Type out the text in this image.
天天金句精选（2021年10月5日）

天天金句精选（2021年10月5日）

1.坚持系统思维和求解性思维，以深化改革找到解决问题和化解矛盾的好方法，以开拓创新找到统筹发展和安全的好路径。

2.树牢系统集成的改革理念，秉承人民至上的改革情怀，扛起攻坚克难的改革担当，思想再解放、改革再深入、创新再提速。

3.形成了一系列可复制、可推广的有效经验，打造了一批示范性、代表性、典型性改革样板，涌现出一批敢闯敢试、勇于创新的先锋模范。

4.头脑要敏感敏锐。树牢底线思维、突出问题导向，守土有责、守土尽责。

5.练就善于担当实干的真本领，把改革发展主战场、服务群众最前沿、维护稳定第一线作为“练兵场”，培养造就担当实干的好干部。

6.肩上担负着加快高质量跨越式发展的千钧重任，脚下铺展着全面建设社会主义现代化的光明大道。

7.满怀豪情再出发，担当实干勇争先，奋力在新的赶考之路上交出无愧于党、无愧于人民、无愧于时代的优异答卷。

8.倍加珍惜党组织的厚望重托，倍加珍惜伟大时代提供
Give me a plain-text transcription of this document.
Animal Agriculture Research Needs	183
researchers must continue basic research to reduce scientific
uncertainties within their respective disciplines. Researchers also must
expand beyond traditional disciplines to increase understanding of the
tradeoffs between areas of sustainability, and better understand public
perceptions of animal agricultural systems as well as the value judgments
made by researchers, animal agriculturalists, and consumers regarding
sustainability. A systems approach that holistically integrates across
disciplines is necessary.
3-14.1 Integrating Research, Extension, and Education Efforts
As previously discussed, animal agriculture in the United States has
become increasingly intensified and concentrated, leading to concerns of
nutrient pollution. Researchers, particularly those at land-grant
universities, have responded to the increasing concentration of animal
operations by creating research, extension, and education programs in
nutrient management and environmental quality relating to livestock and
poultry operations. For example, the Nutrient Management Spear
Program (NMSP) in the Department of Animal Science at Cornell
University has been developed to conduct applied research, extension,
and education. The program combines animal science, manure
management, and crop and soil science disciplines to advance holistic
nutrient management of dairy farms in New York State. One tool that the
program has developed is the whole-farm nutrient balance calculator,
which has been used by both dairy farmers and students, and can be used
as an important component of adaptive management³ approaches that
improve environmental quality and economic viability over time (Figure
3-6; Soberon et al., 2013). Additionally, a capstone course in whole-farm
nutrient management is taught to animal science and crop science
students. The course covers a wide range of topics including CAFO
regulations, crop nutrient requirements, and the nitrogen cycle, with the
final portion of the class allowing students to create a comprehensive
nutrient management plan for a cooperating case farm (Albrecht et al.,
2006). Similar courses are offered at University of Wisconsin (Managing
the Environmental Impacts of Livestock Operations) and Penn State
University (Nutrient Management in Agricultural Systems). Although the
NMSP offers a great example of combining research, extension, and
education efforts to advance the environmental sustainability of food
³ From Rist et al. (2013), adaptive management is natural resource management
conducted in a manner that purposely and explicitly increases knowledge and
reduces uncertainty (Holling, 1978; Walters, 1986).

▸ Stated exercise: Extract all of the data shown above without alteration.

▸ Answer to this task:
Type out the text in this image.
天天金句精选（2021年10月5日）

天天金句精选（2021年10月5日）

1.坚持系统思维和求解性思维，以深化改革找到解决问题和化解矛盾的好方法，以开拓创新找到统筹发展和安全的好路径。

2.树牢系统集成的改革理念，秉承人民至上的改革情怀，扛起攻坚克难的改革担当，思想再解放、改革再深入、创新再提速。

3.形成了一系列可复制、可推广的有效经验，打造了一批示范性、代表性、典型性改革样板，涌现出一批敢闯敢试、勇于创新的先锋模范。

4.头脑要敏感敏锐。树牢底线思维、突出问题导向，守土有责、守土尽责。

5.练就善于担当实干的真本领，把改革发展主战场、服务群众最前沿、维护稳定第一线作为“练兵场”，培养造就担当实干的好干部。

6.肩上担负着加快高质量跨越式发展的千钧重任，脚下铺展着全面建设社会主义现代化的光明大道。

7.满怀豪情再出发，担当实干勇争先，奋力在新的赶考之路上交出无愧于党、无愧于人民、无愧于时代的优异答卷。

8.倍加珍惜党组织的厚望重托，倍加珍惜伟大时代提供
Give me a plain-text transcription of this document.
Animal Agriculture Research Needs	183
researchers must continue basic research to reduce scientific
uncertainties within their respective disciplines. Researchers also must
expand beyond traditional disciplines to increase understanding of the
tradeoffs between areas of sustainability, and better understand public
perceptions of animal agricultural systems as well as the value judgments
made by researchers, animal agriculturalists, and consumers regarding
sustainability. A systems approach that holistically integrates across
disciplines is necessary.
3-14.1 Integrating Research, Extension, and Education Efforts
As previously discussed, animal agriculture in the United States has
become increasingly intensified and concentrated, leading to concerns of
nutrient pollution. Researchers, particularly those at land-grant
universities, have responded to the increasing concentration of animal
operations by creating research, extension, and education programs in
nutrient management and environmental quality relating to livestock and
poultry operations. For example, the Nutrient Management Spear
Program (NMSP) in the Department of Animal Science at Cornell
University has been developed to conduct applied research, extension,
and education. The program combines animal science, manure
management, and crop and soil science disciplines to advance holistic
nutrient management of dairy farms in New York State. One tool that the
program has developed is the whole-farm nutrient balance calculator,
which has been used by both dairy farmers and students, and can be used
as an important component of adaptive management³ approaches that
improve environmental quality and economic viability over time (Figure
3-6; Soberon et al., 2013). Additionally, a capstone course in whole-farm
nutrient management is taught to animal science and crop science
students. The course covers a wide range of topics including CAFO
regulations, crop nutrient requirements, and the nitrogen cycle, with the
final portion of the class allowing students to create a comprehensive
nutrient management plan for a cooperating case farm (Albrecht et al.,
2006). Similar courses are offered at University of Wisconsin (Managing
the Environmental Impacts of Livestock Operations) and Penn State
University (Nutrient Management in Agricultural Systems). Although the
NMSP offers a great example of combining research, extension, and
education efforts to advance the environmental sustainability of food
³ From Rist et al. (2013), adaptive management is natural resource management
conducted in a manner that purposely and explicitly increases knowledge and
reduces uncertainty (Holling, 1978; Walters, 1986).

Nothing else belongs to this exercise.